WHAT IS REQUIRED >>
In the listing that follows, count each line containing the string "شكيـــت" and report only the count.

── MATERIAL SUPPLIED

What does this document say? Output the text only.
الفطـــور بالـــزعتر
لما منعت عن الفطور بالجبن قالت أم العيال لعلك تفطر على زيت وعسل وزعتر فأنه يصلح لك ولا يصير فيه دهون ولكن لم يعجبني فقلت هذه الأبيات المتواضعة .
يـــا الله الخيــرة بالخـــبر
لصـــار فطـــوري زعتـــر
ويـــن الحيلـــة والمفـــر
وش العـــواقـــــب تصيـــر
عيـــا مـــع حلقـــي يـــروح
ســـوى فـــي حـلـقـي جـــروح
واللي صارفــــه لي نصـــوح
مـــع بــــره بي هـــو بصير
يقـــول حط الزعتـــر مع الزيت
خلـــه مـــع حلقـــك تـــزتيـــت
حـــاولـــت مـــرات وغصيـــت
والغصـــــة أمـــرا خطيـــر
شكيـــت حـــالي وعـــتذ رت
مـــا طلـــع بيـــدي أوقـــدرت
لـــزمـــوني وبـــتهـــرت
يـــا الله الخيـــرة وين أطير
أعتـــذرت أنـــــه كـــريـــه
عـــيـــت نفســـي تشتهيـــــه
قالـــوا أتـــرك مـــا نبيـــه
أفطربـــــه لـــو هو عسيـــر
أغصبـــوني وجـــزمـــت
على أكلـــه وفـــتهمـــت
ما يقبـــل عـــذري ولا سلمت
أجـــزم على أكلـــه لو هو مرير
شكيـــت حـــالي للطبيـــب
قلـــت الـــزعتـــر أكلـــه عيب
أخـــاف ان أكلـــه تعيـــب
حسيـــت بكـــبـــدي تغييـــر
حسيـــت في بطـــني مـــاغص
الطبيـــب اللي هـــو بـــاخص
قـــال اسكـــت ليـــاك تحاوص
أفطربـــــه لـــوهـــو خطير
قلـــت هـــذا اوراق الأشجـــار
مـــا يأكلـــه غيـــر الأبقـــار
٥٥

────
── MATERIAL SUPPLIED

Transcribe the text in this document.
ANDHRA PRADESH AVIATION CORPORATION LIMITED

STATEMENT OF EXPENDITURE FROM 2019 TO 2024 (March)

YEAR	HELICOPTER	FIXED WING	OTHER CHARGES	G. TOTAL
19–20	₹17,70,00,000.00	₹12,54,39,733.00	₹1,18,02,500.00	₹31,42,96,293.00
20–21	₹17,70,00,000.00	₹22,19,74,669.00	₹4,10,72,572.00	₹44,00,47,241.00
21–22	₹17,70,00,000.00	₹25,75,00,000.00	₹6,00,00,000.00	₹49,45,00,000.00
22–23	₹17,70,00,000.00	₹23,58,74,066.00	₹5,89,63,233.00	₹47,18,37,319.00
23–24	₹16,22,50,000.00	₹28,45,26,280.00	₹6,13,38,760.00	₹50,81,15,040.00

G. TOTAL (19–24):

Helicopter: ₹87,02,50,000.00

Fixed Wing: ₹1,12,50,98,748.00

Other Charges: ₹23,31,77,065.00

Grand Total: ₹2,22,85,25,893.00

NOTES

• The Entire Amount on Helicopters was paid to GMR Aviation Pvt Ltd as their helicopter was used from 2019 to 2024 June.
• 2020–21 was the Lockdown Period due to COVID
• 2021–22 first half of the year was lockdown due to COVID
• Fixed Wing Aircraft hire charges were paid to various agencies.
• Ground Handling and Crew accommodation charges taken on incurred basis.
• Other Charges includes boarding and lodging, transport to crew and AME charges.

────
── MATERIAL SUPPLIED

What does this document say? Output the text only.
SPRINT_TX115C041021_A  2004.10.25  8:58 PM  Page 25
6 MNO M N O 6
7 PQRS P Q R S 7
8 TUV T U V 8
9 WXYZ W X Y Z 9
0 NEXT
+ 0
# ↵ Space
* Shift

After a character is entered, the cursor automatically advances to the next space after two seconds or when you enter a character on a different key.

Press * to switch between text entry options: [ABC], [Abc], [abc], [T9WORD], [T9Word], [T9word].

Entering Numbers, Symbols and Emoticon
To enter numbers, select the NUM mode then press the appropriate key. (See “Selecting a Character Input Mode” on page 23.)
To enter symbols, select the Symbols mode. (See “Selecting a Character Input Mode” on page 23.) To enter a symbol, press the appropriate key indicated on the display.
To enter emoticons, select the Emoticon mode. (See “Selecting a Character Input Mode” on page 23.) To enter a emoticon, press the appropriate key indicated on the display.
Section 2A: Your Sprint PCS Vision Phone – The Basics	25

────

EXERCISE RESPONSE >>
2